Collected data.

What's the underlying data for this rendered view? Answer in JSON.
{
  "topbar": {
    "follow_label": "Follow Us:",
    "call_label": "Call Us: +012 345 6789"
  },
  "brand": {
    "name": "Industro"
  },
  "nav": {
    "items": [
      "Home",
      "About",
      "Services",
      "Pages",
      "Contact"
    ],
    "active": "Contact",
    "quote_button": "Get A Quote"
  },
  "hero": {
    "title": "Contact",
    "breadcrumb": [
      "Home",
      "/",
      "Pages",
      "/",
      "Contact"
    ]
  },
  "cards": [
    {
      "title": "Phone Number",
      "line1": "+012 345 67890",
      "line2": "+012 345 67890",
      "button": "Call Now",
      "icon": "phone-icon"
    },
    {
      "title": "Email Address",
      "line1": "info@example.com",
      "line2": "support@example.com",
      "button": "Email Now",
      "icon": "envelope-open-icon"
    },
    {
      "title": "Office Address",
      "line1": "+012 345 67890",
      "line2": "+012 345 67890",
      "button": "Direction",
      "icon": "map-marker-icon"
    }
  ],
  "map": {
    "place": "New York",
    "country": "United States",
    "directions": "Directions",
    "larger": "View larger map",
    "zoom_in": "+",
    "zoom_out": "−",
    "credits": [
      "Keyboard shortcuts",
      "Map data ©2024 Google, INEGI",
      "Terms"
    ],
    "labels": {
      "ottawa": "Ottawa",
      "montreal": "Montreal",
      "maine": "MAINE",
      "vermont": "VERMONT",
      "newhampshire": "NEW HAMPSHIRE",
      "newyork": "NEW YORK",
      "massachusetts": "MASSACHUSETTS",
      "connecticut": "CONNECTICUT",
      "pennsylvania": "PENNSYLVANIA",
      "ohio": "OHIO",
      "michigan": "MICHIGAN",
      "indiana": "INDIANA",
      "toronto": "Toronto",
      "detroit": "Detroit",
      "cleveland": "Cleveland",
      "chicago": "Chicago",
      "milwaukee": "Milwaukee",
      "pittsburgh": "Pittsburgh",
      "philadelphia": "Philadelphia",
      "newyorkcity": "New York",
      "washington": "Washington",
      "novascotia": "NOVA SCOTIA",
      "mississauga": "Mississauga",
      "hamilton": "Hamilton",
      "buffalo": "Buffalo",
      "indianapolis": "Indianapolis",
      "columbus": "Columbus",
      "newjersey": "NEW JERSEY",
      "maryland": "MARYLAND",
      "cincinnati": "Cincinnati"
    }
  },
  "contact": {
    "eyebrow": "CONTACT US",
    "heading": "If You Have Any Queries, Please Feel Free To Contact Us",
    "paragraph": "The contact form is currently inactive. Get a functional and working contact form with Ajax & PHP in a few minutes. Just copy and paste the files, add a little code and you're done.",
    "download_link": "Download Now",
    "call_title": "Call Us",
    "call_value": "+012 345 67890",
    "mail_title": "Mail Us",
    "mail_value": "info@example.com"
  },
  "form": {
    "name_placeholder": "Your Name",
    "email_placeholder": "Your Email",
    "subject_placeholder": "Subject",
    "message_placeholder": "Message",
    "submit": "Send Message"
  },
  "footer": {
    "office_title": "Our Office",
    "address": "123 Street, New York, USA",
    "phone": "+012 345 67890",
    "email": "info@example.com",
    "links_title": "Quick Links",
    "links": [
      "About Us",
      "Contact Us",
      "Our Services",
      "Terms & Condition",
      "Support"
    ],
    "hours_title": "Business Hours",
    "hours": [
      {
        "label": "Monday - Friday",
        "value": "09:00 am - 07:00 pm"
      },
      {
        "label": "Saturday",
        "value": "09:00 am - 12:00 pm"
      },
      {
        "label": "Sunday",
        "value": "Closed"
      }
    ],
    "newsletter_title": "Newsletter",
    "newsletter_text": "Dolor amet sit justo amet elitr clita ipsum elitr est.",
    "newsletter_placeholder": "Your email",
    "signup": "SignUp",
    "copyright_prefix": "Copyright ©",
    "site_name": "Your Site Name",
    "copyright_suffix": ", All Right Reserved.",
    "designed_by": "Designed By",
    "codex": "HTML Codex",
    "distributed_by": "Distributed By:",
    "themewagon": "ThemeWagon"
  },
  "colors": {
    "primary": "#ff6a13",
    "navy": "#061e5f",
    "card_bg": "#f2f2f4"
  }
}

EXERCISE BRIEF. Extract the complete listing verbatim.

WORKED SOLUTION.
What's the underlying data for this rendered view? Answer in JSON.
{
  "topbar": {
    "follow_label": "Follow Us:",
    "call_label": "Call Us: +012 345 6789"
  },
  "brand": {
    "name": "Industro"
  },
  "nav": {
    "items": [
      "Home",
      "About",
      "Services",
      "Pages",
      "Contact"
    ],
    "active": "Contact",
    "quote_button": "Get A Quote"
  },
  "hero": {
    "title": "Contact",
    "breadcrumb": [
      "Home",
      "/",
      "Pages",
      "/",
      "Contact"
    ]
  },
  "cards": [
    {
      "title": "Phone Number",
      "line1": "+012 345 67890",
      "line2": "+012 345 67890",
      "button": "Call Now",
      "icon": "phone-icon"
    },
    {
      "title": "Email Address",
      "line1": "info@example.com",
      "line2": "support@example.com",
      "button": "Email Now",
      "icon": "envelope-open-icon"
    },
    {
      "title": "Office Address",
      "line1": "+012 345 67890",
      "line2": "+012 345 67890",
      "button": "Direction",
      "icon": "map-marker-icon"
    }
  ],
  "map": {
    "place": "New York",
    "country": "United States",
    "directions": "Directions",
    "larger": "View larger map",
    "zoom_in": "+",
    "zoom_out": "−",
    "credits": [
      "Keyboard shortcuts",
      "Map data ©2024 Google, INEGI",
      "Terms"
    ],
    "labels": {
      "ottawa": "Ottawa",
      "montreal": "Montreal",
      "maine": "MAINE",
      "vermont": "VERMONT",
      "newhampshire": "NEW HAMPSHIRE",
      "newyork": "NEW YORK",
      "massachusetts": "MASSACHUSETTS",
      "connecticut": "CONNECTICUT",
      "pennsylvania": "PENNSYLVANIA",
      "ohio": "OHIO",
      "michigan": "MICHIGAN",
      "indiana": "INDIANA",
      "toronto": "Toronto",
      "detroit": "Detroit",
      "cleveland": "Cleveland",
      "chicago": "Chicago",
      "milwaukee": "Milwaukee",
      "pittsburgh": "Pittsburgh",
      "philadelphia": "Philadelphia",
      "newyorkcity": "New York",
      "washington": "Washington",
      "novascotia": "NOVA SCOTIA",
      "mississauga": "Mississauga",
      "hamilton": "Hamilton",
      "buffalo": "Buffalo",
      "indianapolis": "Indianapolis",
      "columbus": "Columbus",
      "newjersey": "NEW JERSEY",
      "maryland": "MARYLAND",
      "cincinnati": "Cincinnati"
    }
  },
  "contact": {
    "eyebrow": "CONTACT US",
    "heading": "If You Have Any Queries, Please Feel Free To Contact Us",
    "paragraph": "The contact form is currently inactive. Get a functional and working contact form with Ajax & PHP in a few minutes. Just copy and paste the files, add a little code and you're done.",
    "download_link": "Download Now",
    "call_title": "Call Us",
    "call_value": "+012 345 67890",
    "mail_title": "Mail Us",
    "mail_value": "info@example.com"
  },
  "form": {
    "name_placeholder": "Your Name",
    "email_placeholder": "Your Email",
    "subject_placeholder": "Subject",
    "message_placeholder": "Message",
    "submit": "Send Message"
  },
  "footer": {
    "office_title": "Our Office",
    "address": "123 Street, New York, USA",
    "phone": "+012 345 67890",
    "email": "info@example.com",
    "links_title": "Quick Links",
    "links": [
      "About Us",
      "Contact Us",
      "Our Services",
      "Terms & Condition",
      "Support"
    ],
    "hours_title": "Business Hours",
    "hours": [
      {
        "label": "Monday - Friday",
        "value": "09:00 am - 07:00 pm"
      },
      {
        "label": "Saturday",
        "value": "09:00 am - 12:00 pm"
      },
      {
        "label": "Sunday",
        "value": "Closed"
      }
    ],
    "newsletter_title": "Newsletter",
    "newsletter_text": "Dolor amet sit justo amet elitr clita ipsum elitr est.",
    "newsletter_placeholder": "Your email",
    "signup": "SignUp",
    "copyright_prefix": "Copyright ©",
    "site_name": "Your Site Name",
    "copyright_suffix": ", All Right Reserved.",
    "designed_by": "Designed By",
    "codex": "HTML Codex",
    "distributed_by": "Distributed By:",
    "themewagon": "ThemeWagon"
  },
  "colors": {
    "primary": "#ff6a13",
    "navy": "#061e5f",
    "card_bg": "#f2f2f4"
  }
}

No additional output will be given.